▶ [WORK REQUEST]
Nothing in the data should be altered when it is repeated in full.

▶ [RECORDS FOR THE EXERCISE]
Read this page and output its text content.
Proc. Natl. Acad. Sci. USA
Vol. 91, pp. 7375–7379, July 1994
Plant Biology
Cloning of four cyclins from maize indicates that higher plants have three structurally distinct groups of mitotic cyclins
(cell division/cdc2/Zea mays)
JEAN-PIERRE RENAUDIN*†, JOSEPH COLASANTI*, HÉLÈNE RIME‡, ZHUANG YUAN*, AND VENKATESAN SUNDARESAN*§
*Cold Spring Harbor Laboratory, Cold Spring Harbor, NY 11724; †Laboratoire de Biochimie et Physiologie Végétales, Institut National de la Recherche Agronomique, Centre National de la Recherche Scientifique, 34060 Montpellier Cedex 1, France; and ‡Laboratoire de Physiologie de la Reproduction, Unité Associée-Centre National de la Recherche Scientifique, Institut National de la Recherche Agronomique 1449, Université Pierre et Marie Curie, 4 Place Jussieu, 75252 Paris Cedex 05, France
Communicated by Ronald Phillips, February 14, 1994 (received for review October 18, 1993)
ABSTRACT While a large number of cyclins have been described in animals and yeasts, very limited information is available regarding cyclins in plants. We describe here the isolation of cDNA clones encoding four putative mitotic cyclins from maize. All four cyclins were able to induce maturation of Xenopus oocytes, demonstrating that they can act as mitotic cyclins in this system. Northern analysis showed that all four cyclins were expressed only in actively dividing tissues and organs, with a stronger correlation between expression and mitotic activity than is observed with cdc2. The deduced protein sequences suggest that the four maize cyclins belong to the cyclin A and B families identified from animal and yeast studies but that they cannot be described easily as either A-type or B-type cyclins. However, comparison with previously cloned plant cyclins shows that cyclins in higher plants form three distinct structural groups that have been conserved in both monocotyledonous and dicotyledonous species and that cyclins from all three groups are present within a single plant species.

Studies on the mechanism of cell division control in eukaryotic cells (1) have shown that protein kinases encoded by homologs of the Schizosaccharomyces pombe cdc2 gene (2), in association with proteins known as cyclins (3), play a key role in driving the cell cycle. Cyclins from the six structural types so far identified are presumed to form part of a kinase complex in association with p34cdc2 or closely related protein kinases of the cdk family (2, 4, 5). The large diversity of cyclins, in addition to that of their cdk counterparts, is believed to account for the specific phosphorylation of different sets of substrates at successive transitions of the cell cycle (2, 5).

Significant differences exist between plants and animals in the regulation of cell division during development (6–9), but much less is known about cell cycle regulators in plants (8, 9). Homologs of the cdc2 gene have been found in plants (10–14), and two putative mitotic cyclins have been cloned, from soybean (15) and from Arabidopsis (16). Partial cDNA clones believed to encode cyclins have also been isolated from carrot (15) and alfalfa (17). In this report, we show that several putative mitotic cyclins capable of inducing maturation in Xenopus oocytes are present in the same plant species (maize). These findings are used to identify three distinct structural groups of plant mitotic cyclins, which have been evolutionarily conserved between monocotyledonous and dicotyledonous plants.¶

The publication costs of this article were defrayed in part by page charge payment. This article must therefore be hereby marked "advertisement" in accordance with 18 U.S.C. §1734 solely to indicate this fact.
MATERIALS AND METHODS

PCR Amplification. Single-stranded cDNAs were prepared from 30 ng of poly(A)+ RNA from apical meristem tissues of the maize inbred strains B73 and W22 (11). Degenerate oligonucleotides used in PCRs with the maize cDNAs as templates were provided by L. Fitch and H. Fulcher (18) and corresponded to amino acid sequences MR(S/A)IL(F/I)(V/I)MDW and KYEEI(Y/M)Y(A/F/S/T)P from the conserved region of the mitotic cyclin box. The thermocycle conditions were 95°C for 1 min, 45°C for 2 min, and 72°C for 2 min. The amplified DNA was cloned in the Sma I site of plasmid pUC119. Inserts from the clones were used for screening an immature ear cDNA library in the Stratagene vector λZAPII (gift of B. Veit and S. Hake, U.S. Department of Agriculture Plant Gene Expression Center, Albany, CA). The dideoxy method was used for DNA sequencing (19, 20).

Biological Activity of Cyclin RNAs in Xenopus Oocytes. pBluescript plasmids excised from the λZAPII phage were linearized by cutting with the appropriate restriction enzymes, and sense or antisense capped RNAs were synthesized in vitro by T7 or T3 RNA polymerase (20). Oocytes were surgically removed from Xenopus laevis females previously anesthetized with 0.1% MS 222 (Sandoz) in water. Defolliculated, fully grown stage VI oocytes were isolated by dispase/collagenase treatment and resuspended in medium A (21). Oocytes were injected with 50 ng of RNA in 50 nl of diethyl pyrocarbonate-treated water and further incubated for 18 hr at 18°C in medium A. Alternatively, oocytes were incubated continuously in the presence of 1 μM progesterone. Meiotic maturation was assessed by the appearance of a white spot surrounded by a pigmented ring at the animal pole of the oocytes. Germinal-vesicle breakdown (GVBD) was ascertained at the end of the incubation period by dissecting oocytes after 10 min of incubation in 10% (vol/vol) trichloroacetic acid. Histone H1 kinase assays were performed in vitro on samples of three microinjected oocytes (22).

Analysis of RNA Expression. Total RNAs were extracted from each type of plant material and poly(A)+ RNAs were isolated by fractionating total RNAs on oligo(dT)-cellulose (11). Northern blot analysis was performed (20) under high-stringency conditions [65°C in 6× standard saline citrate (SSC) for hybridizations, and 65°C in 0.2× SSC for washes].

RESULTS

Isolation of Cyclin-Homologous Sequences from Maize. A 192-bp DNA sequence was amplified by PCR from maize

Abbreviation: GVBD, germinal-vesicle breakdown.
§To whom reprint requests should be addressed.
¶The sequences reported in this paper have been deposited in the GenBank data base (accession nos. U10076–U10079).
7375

▶ [SOLUTION TO THIS EXERCISE]
Read this page and output its text content.
Proc. Natl. Acad. Sci. USA
Vol. 91, pp. 7375–7379, July 1994
Plant Biology
Cloning of four cyclins from maize indicates that higher plants have three structurally distinct groups of mitotic cyclins
(cell division/cdc2/Zea mays)
JEAN-PIERRE RENAUDIN*†, JOSEPH COLASANTI*, HÉLÈNE RIME‡, ZHUANG YUAN*, AND VENKATESAN SUNDARESAN*§
*Cold Spring Harbor Laboratory, Cold Spring Harbor, NY 11724; †Laboratoire de Biochimie et Physiologie Végétales, Institut National de la Recherche Agronomique, Centre National de la Recherche Scientifique, 34060 Montpellier Cedex 1, France; and ‡Laboratoire de Physiologie de la Reproduction, Unité Associée-Centre National de la Recherche Scientifique, Institut National de la Recherche Agronomique 1449, Université Pierre et Marie Curie, 4 Place Jussieu, 75252 Paris Cedex 05, France
Communicated by Ronald Phillips, February 14, 1994 (received for review October 18, 1993)
ABSTRACT While a large number of cyclins have been described in animals and yeasts, very limited information is available regarding cyclins in plants. We describe here the isolation of cDNA clones encoding four putative mitotic cyclins from maize. All four cyclins were able to induce maturation of Xenopus oocytes, demonstrating that they can act as mitotic cyclins in this system. Northern analysis showed that all four cyclins were expressed only in actively dividing tissues and organs, with a stronger correlation between expression and mitotic activity than is observed with cdc2. The deduced protein sequences suggest that the four maize cyclins belong to the cyclin A and B families identified from animal and yeast studies but that they cannot be described easily as either A-type or B-type cyclins. However, comparison with previously cloned plant cyclins shows that cyclins in higher plants form three distinct structural groups that have been conserved in both monocotyledonous and dicotyledonous species and that cyclins from all three groups are present within a single plant species.

Studies on the mechanism of cell division control in eukaryotic cells (1) have shown that protein kinases encoded by homologs of the Schizosaccharomyces pombe cdc2 gene (2), in association with proteins known as cyclins (3), play a key role in driving the cell cycle. Cyclins from the six structural types so far identified are presumed to form part of a kinase complex in association with p34cdc2 or closely related protein kinases of the cdk family (2, 4, 5). The large diversity of cyclins, in addition to that of their cdk counterparts, is believed to account for the specific phosphorylation of different sets of substrates at successive transitions of the cell cycle (2, 5).

Significant differences exist between plants and animals in the regulation of cell division during development (6–9), but much less is known about cell cycle regulators in plants (8, 9). Homologs of the cdc2 gene have been found in plants (10–14), and two putative mitotic cyclins have been cloned, from soybean (15) and from Arabidopsis (16). Partial cDNA clones believed to encode cyclins have also been isolated from carrot (15) and alfalfa (17). In this report, we show that several putative mitotic cyclins capable of inducing maturation in Xenopus oocytes are present in the same plant species (maize). These findings are used to identify three distinct structural groups of plant mitotic cyclins, which have been evolutionarily conserved between monocotyledonous and dicotyledonous plants.¶

The publication costs of this article were defrayed in part by page charge payment. This article must therefore be hereby marked "advertisement" in accordance with 18 U.S.C. §1734 solely to indicate this fact.
MATERIALS AND METHODS

PCR Amplification. Single-stranded cDNAs were prepared from 30 ng of poly(A)+ RNA from apical meristem tissues of the maize inbred strains B73 and W22 (11). Degenerate oligonucleotides used in PCRs with the maize cDNAs as templates were provided by L. Fitch and H. Fulcher (18) and corresponded to amino acid sequences MR(S/A)IL(F/I)(V/I)MDW and KYEEI(Y/M)Y(A/F/S/T)P from the conserved region of the mitotic cyclin box. The thermocycle conditions were 95°C for 1 min, 45°C for 2 min, and 72°C for 2 min. The amplified DNA was cloned in the Sma I site of plasmid pUC119. Inserts from the clones were used for screening an immature ear cDNA library in the Stratagene vector λZAPII (gift of B. Veit and S. Hake, U.S. Department of Agriculture Plant Gene Expression Center, Albany, CA). The dideoxy method was used for DNA sequencing (19, 20).

Biological Activity of Cyclin RNAs in Xenopus Oocytes. pBluescript plasmids excised from the λZAPII phage were linearized by cutting with the appropriate restriction enzymes, and sense or antisense capped RNAs were synthesized in vitro by T7 or T3 RNA polymerase (20). Oocytes were surgically removed from Xenopus laevis females previously anesthetized with 0.1% MS 222 (Sandoz) in water. Defolliculated, fully grown stage VI oocytes were isolated by dispase/collagenase treatment and resuspended in medium A (21). Oocytes were injected with 50 ng of RNA in 50 nl of diethyl pyrocarbonate-treated water and further incubated for 18 hr at 18°C in medium A. Alternatively, oocytes were incubated continuously in the presence of 1 μM progesterone. Meiotic maturation was assessed by the appearance of a white spot surrounded by a pigmented ring at the animal pole of the oocytes. Germinal-vesicle breakdown (GVBD) was ascertained at the end of the incubation period by dissecting oocytes after 10 min of incubation in 10% (vol/vol) trichloroacetic acid. Histone H1 kinase assays were performed in vitro on samples of three microinjected oocytes (22).

Analysis of RNA Expression. Total RNAs were extracted from each type of plant material and poly(A)+ RNAs were isolated by fractionating total RNAs on oligo(dT)-cellulose (11). Northern blot analysis was performed (20) under high-stringency conditions [65°C in 6× standard saline citrate (SSC) for hybridizations, and 65°C in 0.2× SSC for washes].

RESULTS

Isolation of Cyclin-Homologous Sequences from Maize. A 192-bp DNA sequence was amplified by PCR from maize

Abbreviation: GVBD, germinal-vesicle breakdown.
§To whom reprint requests should be addressed.
¶The sequences reported in this paper have been deposited in the GenBank data base (accession nos. U10076–U10079).
7375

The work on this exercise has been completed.